## AIM
Every line that holds "субсидий" should be shown.
##### THE INPUT
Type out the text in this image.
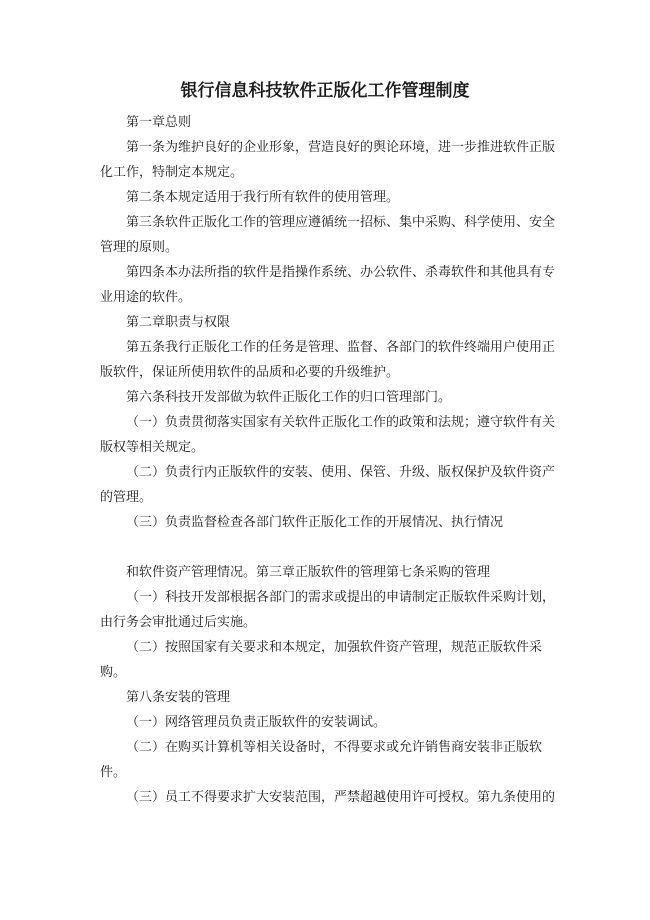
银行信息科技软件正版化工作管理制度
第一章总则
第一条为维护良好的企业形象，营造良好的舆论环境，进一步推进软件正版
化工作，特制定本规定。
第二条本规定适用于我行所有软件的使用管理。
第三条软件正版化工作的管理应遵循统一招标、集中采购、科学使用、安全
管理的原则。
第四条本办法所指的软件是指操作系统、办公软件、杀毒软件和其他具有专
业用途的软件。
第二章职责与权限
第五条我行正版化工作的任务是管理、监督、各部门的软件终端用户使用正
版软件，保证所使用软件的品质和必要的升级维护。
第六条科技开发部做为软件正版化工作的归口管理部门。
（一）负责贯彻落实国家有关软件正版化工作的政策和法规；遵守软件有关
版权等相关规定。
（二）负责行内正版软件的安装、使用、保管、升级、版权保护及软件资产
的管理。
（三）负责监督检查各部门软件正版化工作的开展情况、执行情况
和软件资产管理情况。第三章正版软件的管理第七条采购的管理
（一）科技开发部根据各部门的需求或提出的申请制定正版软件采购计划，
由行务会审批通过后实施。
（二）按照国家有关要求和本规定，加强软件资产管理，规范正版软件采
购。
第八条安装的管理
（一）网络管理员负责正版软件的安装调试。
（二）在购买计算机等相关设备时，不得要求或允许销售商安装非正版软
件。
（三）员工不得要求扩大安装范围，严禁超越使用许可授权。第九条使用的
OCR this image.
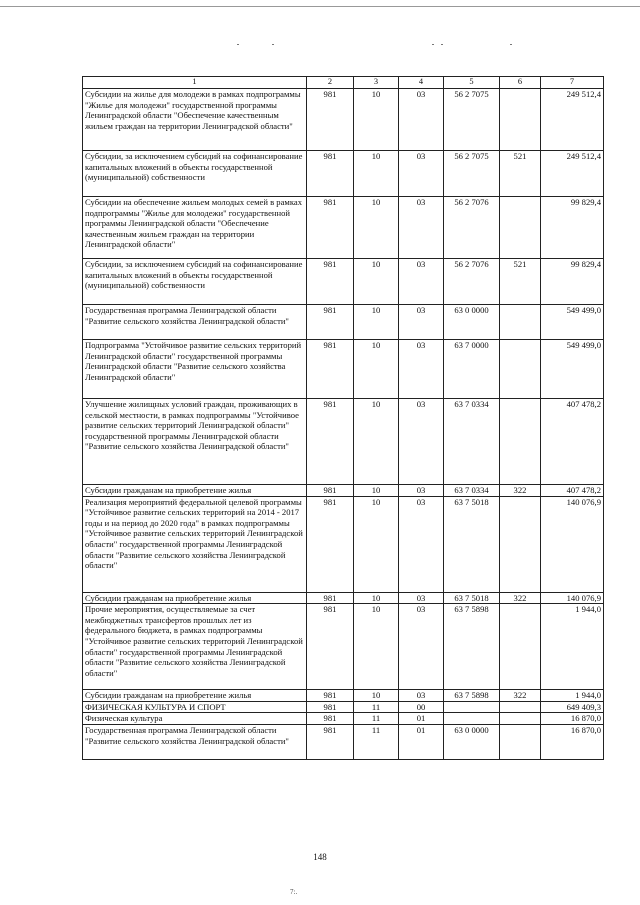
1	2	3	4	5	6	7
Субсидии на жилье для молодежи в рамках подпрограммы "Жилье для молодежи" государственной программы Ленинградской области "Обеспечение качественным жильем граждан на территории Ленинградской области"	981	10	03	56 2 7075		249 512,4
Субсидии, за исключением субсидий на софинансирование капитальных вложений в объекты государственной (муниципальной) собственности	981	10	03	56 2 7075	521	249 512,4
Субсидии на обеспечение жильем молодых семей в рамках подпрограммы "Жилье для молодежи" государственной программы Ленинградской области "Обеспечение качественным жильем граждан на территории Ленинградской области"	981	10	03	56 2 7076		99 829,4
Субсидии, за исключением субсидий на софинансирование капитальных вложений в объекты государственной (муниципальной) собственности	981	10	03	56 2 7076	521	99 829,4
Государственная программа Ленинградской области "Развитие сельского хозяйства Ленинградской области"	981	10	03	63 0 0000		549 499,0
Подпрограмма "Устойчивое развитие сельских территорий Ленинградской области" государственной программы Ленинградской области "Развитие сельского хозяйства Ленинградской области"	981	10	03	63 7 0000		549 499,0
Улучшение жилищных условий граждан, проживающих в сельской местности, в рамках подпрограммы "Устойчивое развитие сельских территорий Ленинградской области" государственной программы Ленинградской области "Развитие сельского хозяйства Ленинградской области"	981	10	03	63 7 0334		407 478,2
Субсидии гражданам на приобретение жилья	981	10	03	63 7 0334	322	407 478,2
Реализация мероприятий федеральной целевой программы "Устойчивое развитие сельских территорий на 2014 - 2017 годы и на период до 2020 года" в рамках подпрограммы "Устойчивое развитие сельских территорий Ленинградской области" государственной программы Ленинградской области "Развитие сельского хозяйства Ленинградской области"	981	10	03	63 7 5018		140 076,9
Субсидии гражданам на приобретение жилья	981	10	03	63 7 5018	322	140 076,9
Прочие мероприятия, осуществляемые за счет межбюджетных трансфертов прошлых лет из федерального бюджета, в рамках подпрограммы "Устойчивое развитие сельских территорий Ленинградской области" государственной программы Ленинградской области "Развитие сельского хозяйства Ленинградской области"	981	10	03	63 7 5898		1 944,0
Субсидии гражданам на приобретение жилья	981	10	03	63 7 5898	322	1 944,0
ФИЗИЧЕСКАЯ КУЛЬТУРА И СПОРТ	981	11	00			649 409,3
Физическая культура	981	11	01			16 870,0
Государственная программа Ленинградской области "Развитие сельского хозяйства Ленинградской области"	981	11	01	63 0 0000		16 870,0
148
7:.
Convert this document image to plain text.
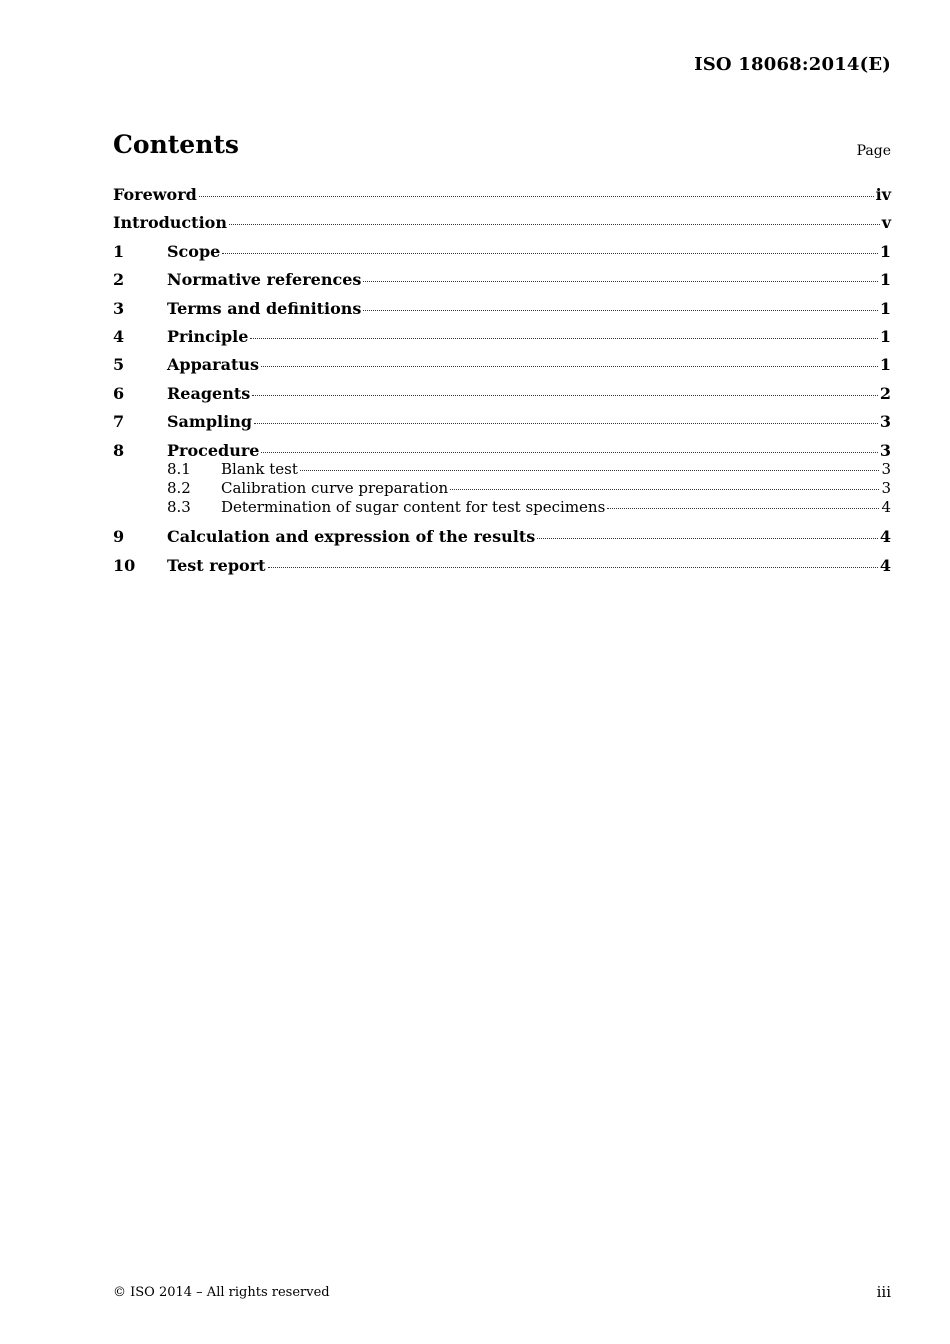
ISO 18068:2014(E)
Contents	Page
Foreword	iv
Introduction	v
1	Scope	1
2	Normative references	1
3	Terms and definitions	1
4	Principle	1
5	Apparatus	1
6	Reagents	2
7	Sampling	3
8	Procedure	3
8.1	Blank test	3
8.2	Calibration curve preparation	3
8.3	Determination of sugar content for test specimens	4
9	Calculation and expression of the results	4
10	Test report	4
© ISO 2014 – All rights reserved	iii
##########
##### THE INPUT
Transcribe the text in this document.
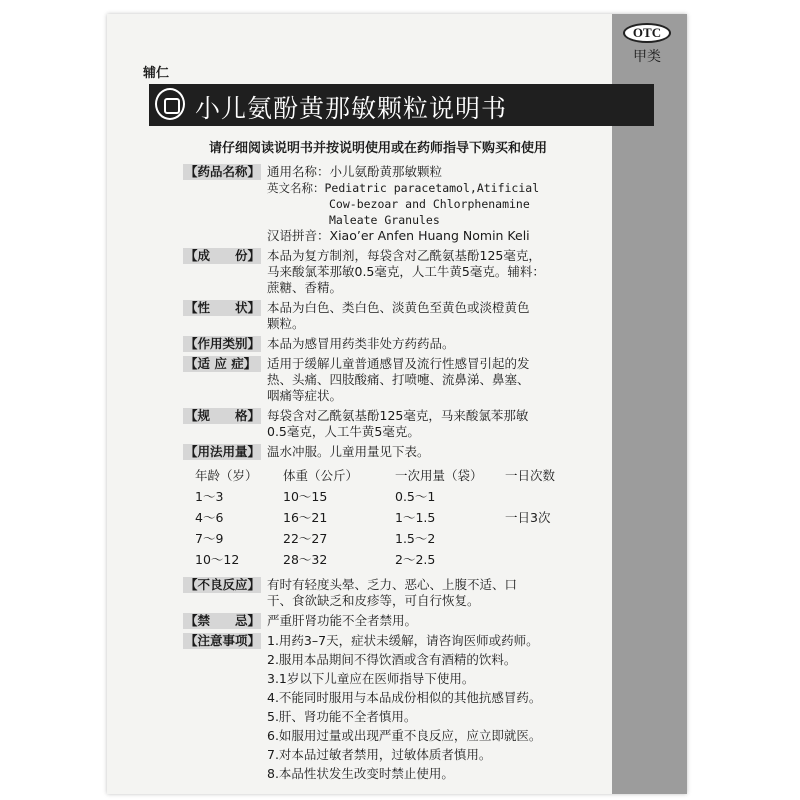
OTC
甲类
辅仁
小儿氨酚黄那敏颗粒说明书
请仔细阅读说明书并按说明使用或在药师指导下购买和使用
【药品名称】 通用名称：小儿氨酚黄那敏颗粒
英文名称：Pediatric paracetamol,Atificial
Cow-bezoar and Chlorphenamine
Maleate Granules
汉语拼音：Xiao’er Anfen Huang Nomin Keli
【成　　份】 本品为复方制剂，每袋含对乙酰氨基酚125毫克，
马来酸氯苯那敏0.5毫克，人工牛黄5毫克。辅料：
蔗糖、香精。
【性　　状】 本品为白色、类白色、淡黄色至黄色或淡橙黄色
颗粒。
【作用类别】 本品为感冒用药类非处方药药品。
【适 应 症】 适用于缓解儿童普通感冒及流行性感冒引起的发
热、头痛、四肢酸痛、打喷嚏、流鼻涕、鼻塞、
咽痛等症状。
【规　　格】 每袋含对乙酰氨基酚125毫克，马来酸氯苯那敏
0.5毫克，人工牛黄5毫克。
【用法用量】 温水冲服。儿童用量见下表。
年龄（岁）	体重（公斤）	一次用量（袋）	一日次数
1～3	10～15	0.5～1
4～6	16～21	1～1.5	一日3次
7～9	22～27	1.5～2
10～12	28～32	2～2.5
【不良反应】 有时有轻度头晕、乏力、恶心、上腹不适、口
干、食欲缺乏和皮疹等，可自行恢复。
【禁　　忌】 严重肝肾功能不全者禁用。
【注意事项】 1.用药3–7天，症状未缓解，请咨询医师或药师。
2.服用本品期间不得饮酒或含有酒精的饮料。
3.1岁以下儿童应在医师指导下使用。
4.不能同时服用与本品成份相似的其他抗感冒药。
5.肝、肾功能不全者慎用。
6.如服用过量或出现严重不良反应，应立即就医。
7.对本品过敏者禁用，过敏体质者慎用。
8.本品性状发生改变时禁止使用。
##########
##### THE INPUT
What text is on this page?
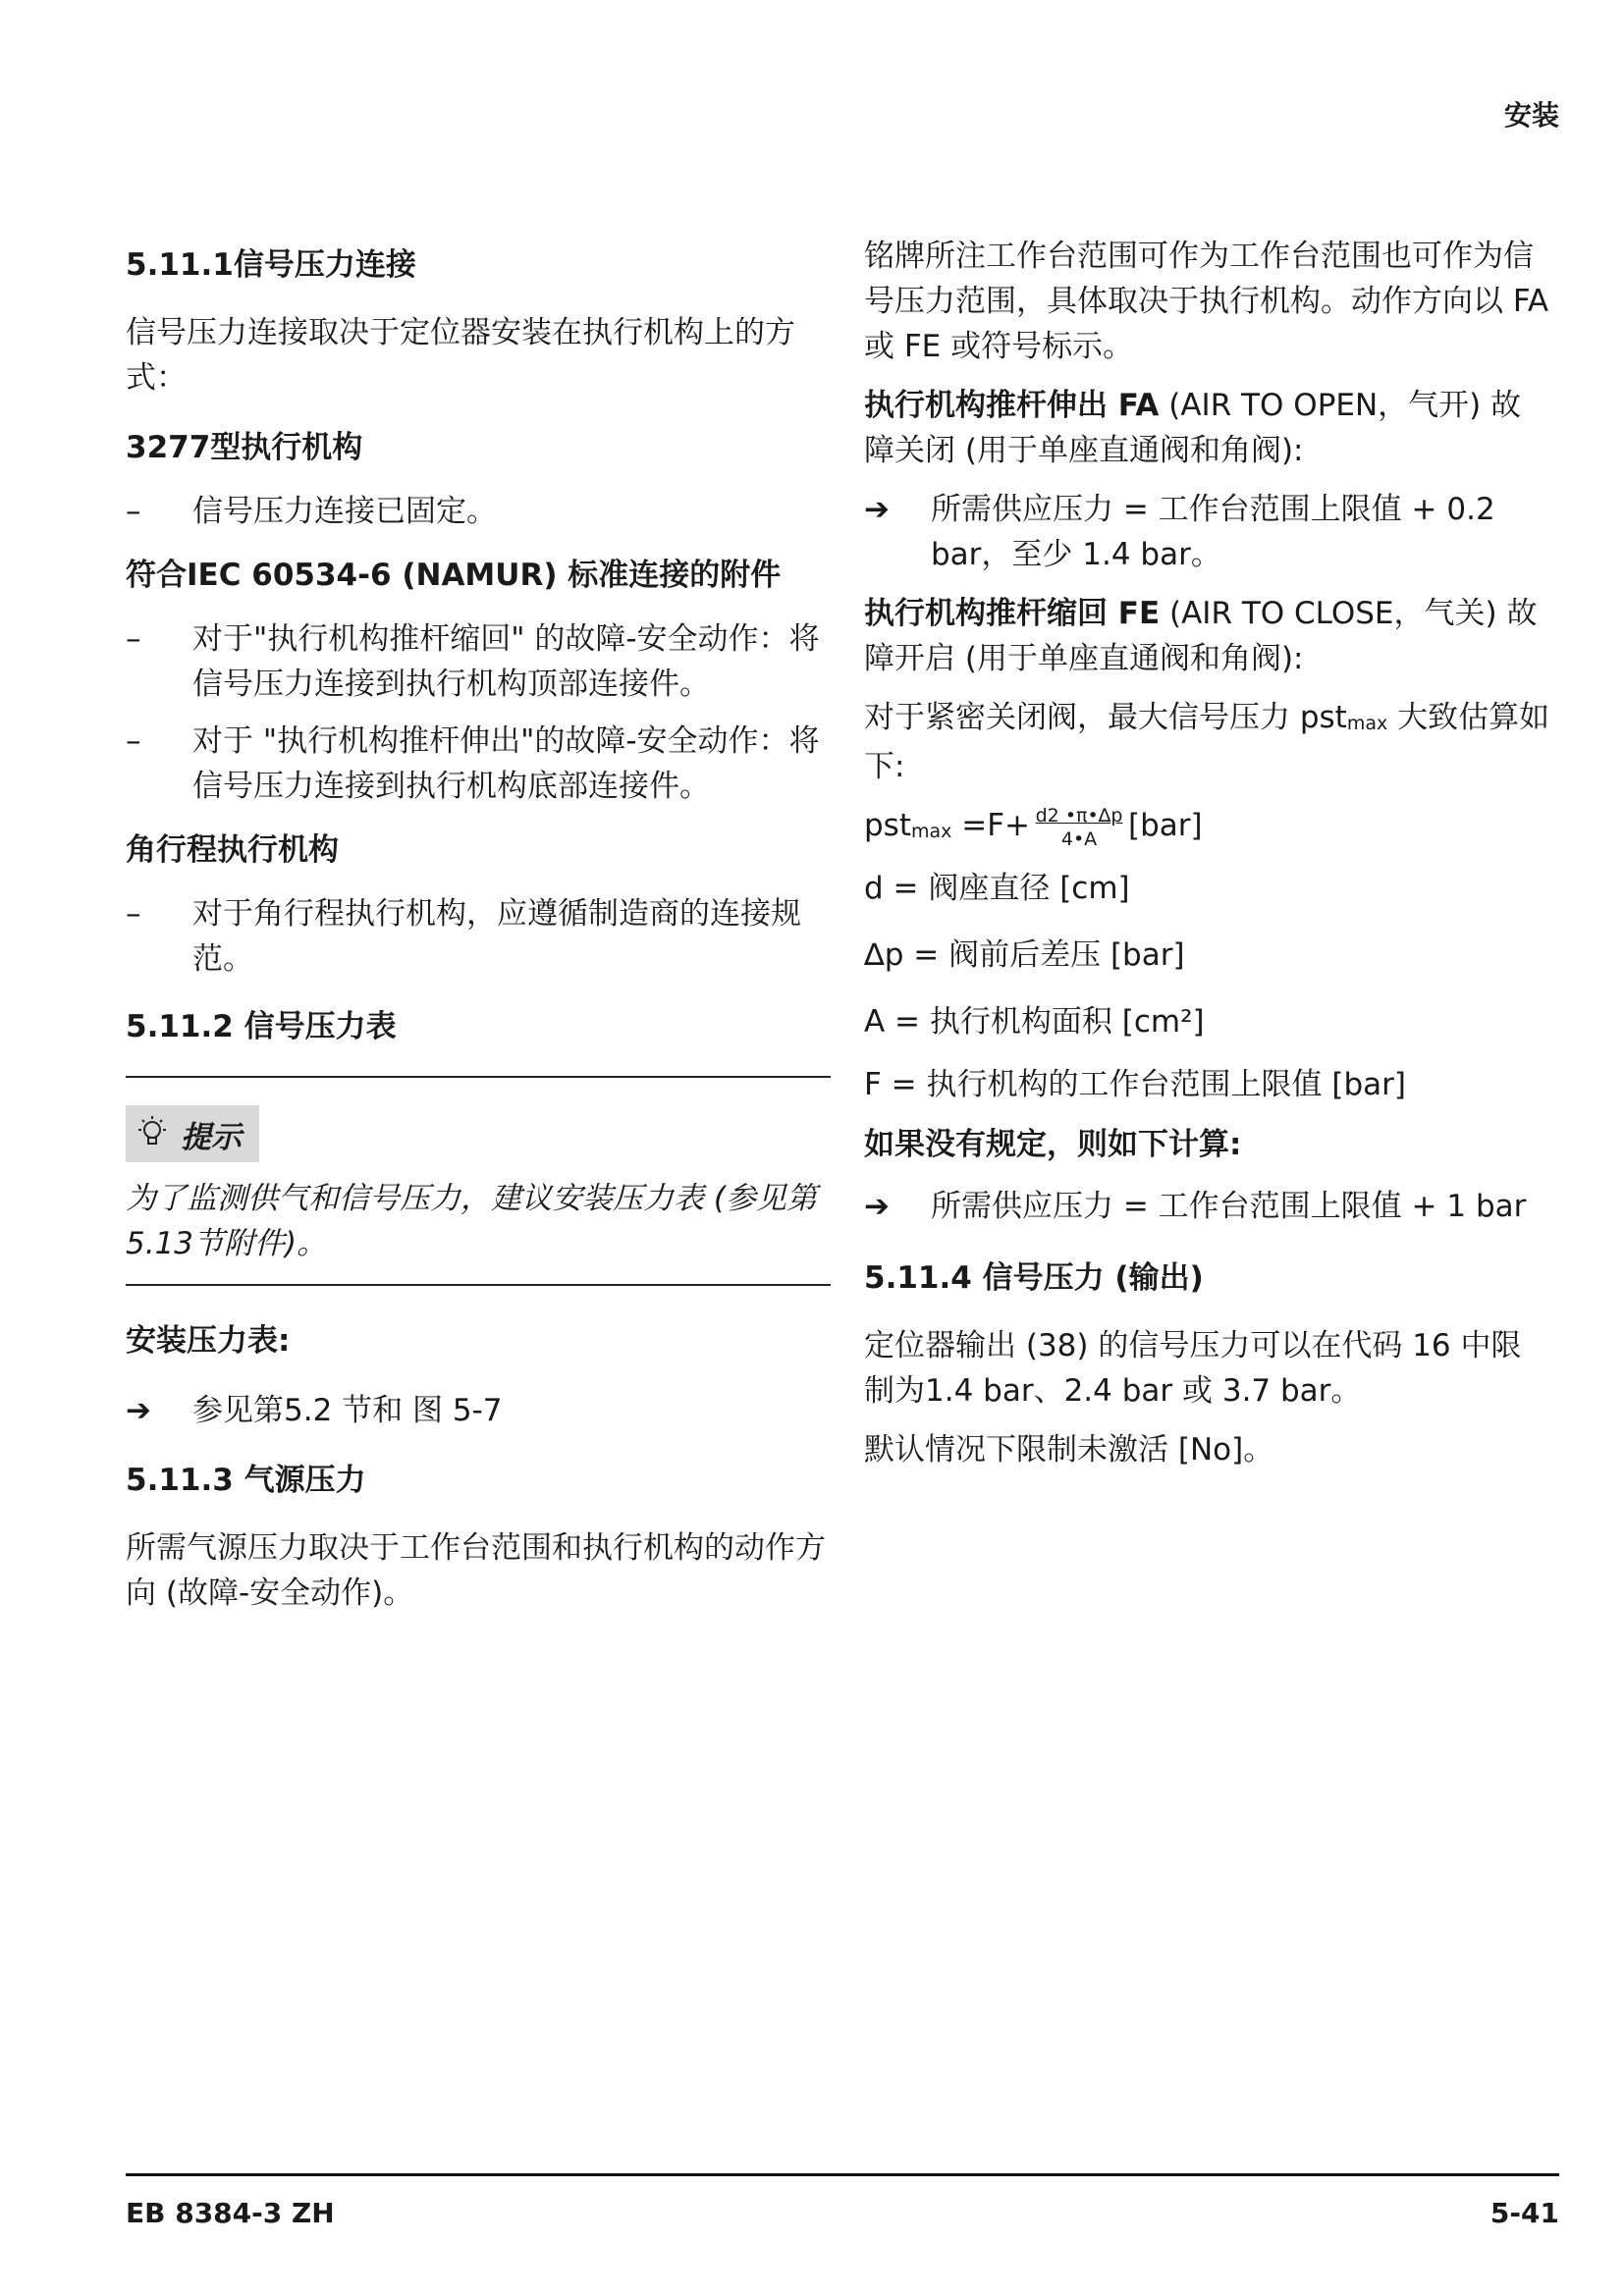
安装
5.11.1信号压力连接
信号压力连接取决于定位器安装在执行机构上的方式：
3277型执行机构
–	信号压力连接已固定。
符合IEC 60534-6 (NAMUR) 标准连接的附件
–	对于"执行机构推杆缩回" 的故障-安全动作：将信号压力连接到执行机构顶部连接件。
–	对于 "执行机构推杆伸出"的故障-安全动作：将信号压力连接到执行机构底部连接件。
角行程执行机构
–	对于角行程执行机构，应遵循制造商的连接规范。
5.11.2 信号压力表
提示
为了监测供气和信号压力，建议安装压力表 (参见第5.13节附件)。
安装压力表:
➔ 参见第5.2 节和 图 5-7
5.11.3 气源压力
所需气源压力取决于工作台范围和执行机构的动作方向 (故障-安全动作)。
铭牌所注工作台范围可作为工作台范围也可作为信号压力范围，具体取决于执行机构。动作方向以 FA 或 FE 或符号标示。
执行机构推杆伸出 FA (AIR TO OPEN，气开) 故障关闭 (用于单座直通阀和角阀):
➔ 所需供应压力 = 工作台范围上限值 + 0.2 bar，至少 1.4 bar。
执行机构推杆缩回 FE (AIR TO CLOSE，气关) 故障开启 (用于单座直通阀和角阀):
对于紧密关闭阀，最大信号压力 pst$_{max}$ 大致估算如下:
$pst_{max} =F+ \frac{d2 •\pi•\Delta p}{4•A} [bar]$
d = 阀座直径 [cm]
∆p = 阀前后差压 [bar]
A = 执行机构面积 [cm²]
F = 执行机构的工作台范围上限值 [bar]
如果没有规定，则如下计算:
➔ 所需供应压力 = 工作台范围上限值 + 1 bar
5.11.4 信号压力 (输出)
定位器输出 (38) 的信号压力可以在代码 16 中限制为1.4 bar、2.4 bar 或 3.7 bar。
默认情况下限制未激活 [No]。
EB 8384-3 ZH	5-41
##########
## SOLUTION TO THIS TASK
Субсидии, за исключением субсидий на софинансирование капитальных вложений в объекты государственной (муниципальной) собственности	981	10	03	56 2 7075	521	249 512,4
Субсидии, за исключением субсидий на софинансирование капитальных вложений в объекты государственной (муниципальной) собственности	981	10	03	56 2 7076	521	99 829,4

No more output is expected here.